Requirements: Note each line that includes the word "themselves". Copy those lines.

▬▬▬▬▬▬

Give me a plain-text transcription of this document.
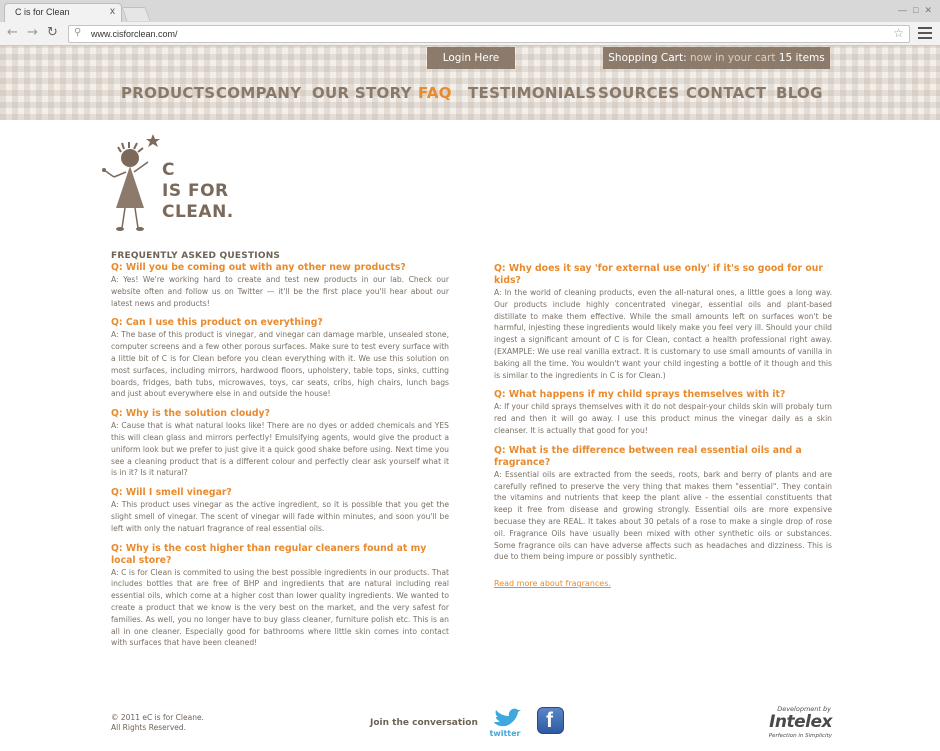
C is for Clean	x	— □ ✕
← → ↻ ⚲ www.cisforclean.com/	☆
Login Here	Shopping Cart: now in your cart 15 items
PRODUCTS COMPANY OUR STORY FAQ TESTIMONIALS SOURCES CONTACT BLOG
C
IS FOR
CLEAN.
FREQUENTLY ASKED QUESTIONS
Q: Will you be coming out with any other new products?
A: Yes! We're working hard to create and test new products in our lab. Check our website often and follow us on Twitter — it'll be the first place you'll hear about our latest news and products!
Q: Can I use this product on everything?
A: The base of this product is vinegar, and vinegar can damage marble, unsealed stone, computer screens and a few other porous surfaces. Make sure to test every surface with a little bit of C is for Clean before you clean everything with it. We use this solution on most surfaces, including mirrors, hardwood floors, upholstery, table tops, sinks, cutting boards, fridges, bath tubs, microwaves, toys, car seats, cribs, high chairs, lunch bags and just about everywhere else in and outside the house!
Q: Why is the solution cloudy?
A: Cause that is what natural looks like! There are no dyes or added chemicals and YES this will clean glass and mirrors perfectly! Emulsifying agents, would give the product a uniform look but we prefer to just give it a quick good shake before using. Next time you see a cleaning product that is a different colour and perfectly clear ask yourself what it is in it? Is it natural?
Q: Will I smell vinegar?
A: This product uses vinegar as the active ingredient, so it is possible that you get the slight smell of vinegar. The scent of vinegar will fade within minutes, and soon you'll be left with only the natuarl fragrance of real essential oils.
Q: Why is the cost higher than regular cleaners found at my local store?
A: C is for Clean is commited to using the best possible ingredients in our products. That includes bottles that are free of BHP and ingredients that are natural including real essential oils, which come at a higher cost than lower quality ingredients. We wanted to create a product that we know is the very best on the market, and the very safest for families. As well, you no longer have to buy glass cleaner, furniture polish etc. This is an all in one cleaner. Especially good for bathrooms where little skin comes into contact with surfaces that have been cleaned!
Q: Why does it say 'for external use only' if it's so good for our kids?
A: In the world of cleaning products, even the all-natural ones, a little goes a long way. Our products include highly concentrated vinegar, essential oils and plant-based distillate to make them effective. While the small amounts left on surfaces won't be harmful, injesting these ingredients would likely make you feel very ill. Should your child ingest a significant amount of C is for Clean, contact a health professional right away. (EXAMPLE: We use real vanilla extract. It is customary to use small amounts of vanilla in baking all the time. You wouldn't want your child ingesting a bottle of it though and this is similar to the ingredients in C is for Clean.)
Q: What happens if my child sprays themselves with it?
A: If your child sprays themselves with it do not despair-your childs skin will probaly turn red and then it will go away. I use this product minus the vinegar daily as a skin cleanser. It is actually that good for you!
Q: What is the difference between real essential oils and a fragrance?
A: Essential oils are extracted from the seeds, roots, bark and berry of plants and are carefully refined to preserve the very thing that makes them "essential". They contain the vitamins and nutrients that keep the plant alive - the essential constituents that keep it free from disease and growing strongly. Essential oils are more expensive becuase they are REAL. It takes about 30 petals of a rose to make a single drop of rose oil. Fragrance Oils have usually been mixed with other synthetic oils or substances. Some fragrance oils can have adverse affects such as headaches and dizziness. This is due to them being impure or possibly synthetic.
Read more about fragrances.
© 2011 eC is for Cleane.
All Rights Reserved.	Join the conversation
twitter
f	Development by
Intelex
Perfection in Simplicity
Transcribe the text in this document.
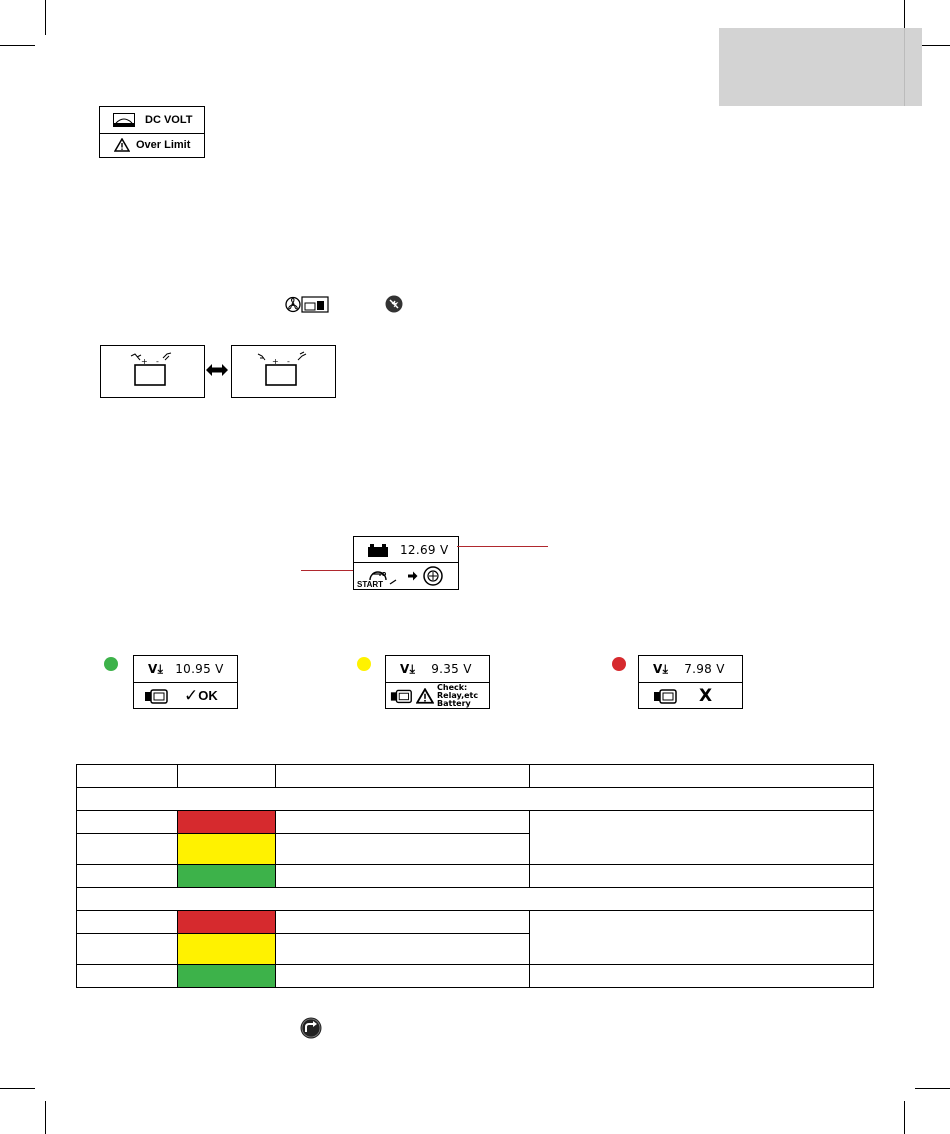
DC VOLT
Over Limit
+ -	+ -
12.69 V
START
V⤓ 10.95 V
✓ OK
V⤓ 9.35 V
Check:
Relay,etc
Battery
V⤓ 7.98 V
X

▬▬▬▬▬▬

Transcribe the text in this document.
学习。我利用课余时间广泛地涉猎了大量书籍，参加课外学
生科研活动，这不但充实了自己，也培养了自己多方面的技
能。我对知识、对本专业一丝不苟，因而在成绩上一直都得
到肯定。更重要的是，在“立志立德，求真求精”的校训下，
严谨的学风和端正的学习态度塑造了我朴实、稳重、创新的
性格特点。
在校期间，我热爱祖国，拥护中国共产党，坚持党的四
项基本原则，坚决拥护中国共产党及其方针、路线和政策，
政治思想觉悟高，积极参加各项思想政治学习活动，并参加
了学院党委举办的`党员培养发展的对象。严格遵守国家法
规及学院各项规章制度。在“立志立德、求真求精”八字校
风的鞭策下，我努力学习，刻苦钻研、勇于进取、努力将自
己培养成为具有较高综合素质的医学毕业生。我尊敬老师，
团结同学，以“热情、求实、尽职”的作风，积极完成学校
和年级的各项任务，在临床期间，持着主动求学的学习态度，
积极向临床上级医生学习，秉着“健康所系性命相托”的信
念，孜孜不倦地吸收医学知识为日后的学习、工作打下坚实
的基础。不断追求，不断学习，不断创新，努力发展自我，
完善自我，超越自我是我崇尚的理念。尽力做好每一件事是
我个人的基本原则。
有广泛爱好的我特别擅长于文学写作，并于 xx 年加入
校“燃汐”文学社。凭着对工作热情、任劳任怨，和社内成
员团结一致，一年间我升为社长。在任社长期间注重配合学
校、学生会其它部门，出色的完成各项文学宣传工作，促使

▬▬▬▬▬▬

Answer to the problem:
Q: What happens if my child sprays themselves with it?
A: If your child sprays themselves with it do not despair-your childs skin will probaly turn red and then it will go away. I use this product minus the vinegar daily as a skin cleanser. It is actually that good for you!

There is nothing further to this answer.